─── Extracted data

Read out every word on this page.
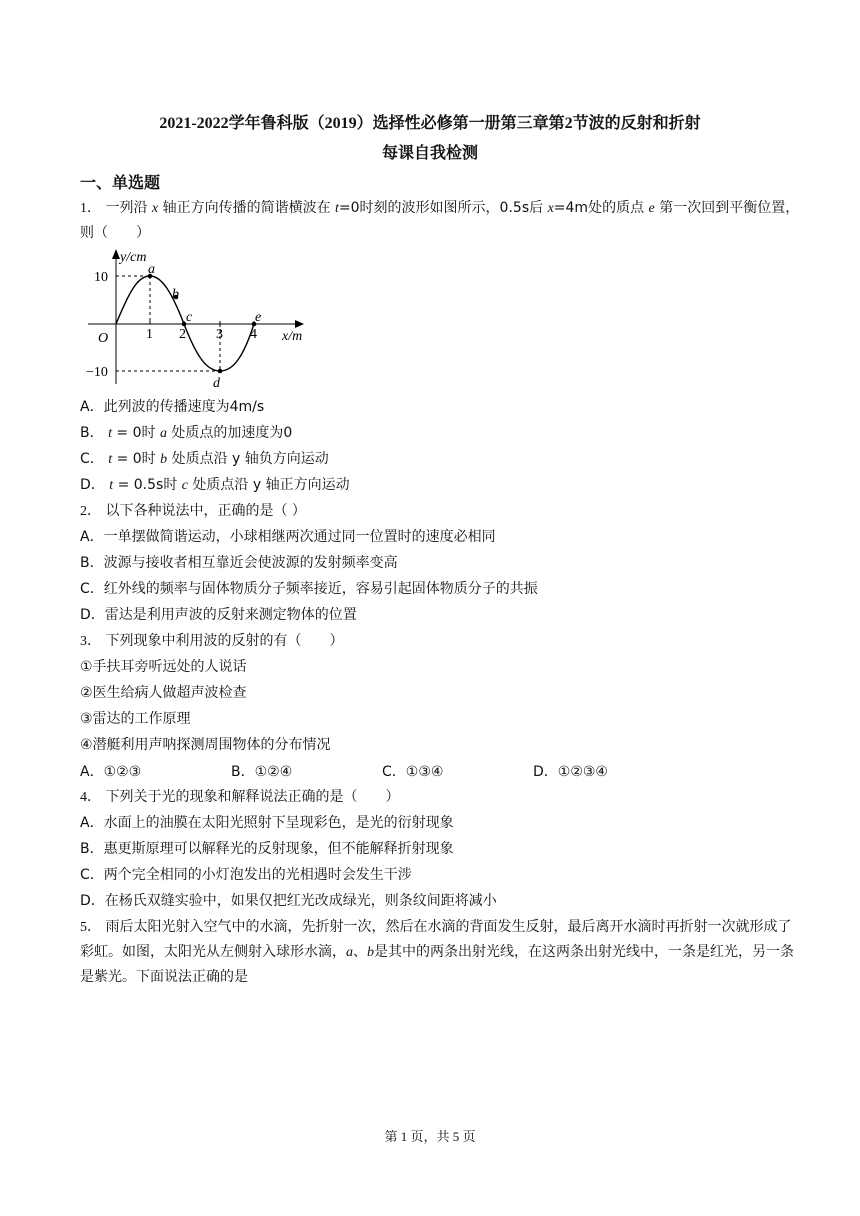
2021-2022学年鲁科版（2019）选择性必修第一册第三章第2节波的反射和折射
每课自我检测
一、单选题
1． 一列沿 x 轴正方向传播的简谐横波在 t=0时刻的波形如图所示，0.5s后 x=4m处的质点 e 第一次回到平衡位置，则（　　）
y/cm
x/m
O
10
−10
1 2 3 4
a
b
c
d
e
A．此列波的传播速度为4m/s
B． t = 0时 a 处质点的加速度为0
C． t = 0时 b 处质点沿 y 轴负方向运动
D． t = 0.5s时 c 处质点沿 y 轴正方向运动
2． 以下各种说法中，正确的是（ ）
A．一单摆做简谐运动，小球相继两次通过同一位置时的速度必相同
B．波源与接收者相互靠近会使波源的发射频率变高
C．红外线的频率与固体物质分子频率接近，容易引起固体物质分子的共振
D．雷达是利用声波的反射来测定物体的位置
3． 下列现象中利用波的反射的有（　　）
①手扶耳旁听远处的人说话
②医生给病人做超声波检查
③雷达的工作原理
④潜艇利用声呐探测周围物体的分布情况
A．①②③	B．①②④	C．①③④	D．①②③④
4． 下列关于光的现象和解释说法正确的是（　　）
A．水面上的油膜在太阳光照射下呈现彩色，是光的衍射现象
B．惠更斯原理可以解释光的反射现象，但不能解释折射现象
C．两个完全相同的小灯泡发出的光相遇时会发生干涉
D．在杨氏双缝实验中，如果仅把红光改成绿光，则条纹间距将减小
5． 雨后太阳光射入空气中的水滴，先折射一次，然后在水滴的背面发生反射，最后离开水滴时再折射一次就形成了彩虹。如图，太阳光从左侧射入球形水滴，a、b是其中的两条出射光线，在这两条出射光线中，一条是红光，另一条是紫光。下面说法正确的是
第 1 页，共 5 页
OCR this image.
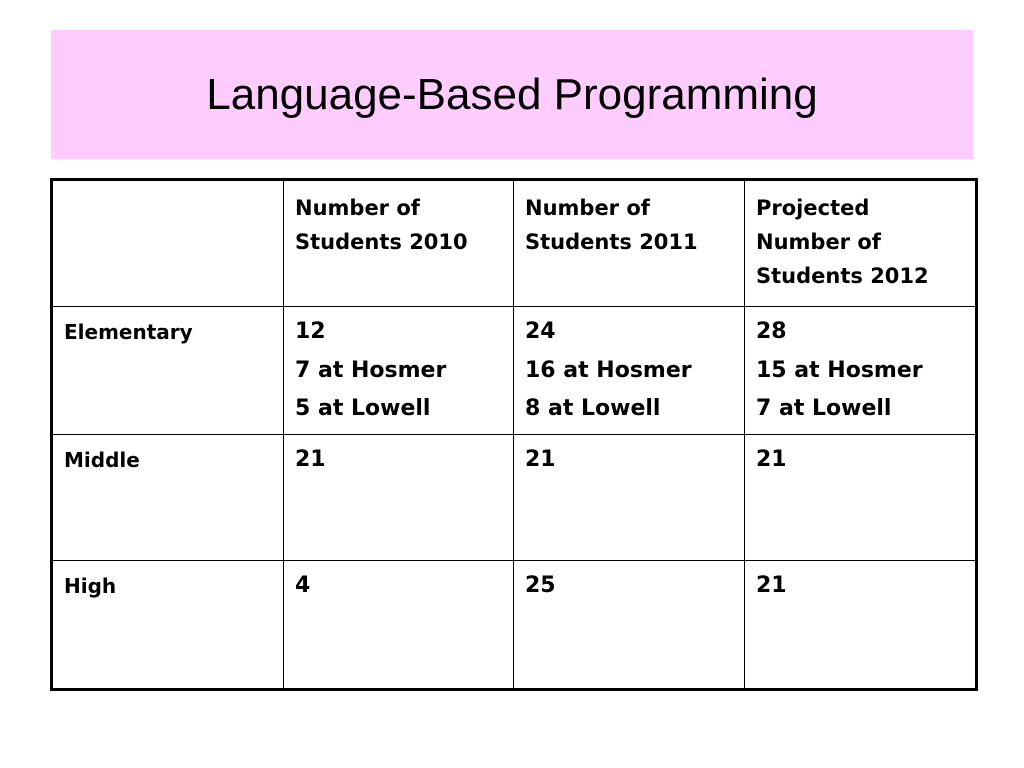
Language-Based Programming

	Number of
Students 2010	Number of
Students 2011	Projected
Number of
Students 2012

Elementary	12
7 at Hosmer
5 at Lowell	24
16 at Hosmer
8 at Lowell	28
15 at Hosmer
7 at Lowell

Middle	21	21	21

High	4	25	21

──────

[What needs to be done]: Exclude the images, then output the data above word for word.

[Correct answer]:
Read out every word on this page.
2021-2022学年鲁科版（2019）选择性必修第一册第三章第2节波的反射和折射
每课自我检测
一、单选题
1． 一列沿 x 轴正方向传播的简谐横波在 t=0时刻的波形如图所示，0.5s后 x=4m处的质点 e 第一次回到平衡位置，则（　　）
y/cm
x/m
O
10
−10
1 2 3 4
a
b
c
d
e
A．此列波的传播速度为4m/s
B． t = 0时 a 处质点的加速度为0
C． t = 0时 b 处质点沿 y 轴负方向运动
D． t = 0.5s时 c 处质点沿 y 轴正方向运动
2． 以下各种说法中，正确的是（ ）
A．一单摆做简谐运动，小球相继两次通过同一位置时的速度必相同
B．波源与接收者相互靠近会使波源的发射频率变高
C．红外线的频率与固体物质分子频率接近，容易引起固体物质分子的共振
D．雷达是利用声波的反射来测定物体的位置
3． 下列现象中利用波的反射的有（　　）
①手扶耳旁听远处的人说话
②医生给病人做超声波检查
③雷达的工作原理
④潜艇利用声呐探测周围物体的分布情况
A．①②③	B．①②④	C．①③④	D．①②③④
4． 下列关于光的现象和解释说法正确的是（　　）
A．水面上的油膜在太阳光照射下呈现彩色，是光的衍射现象
B．惠更斯原理可以解释光的反射现象，但不能解释折射现象
C．两个完全相同的小灯泡发出的光相遇时会发生干涉
D．在杨氏双缝实验中，如果仅把红光改成绿光，则条纹间距将减小
5． 雨后太阳光射入空气中的水滴，先折射一次，然后在水滴的背面发生反射，最后离开水滴时再折射一次就形成了彩虹。如图，太阳光从左侧射入球形水滴，a、b是其中的两条出射光线，在这两条出射光线中，一条是红光，另一条是紫光。下面说法正确的是
第 1 页，共 5 页
OCR this image.
Language-Based Programming

	Number of
Students 2010	Number of
Students 2011	Projected
Number of
Students 2012

Elementary	12
7 at Hosmer
5 at Lowell	24
16 at Hosmer
8 at Lowell	28
15 at Hosmer
7 at Lowell

Middle	21	21	21

High	4	25	21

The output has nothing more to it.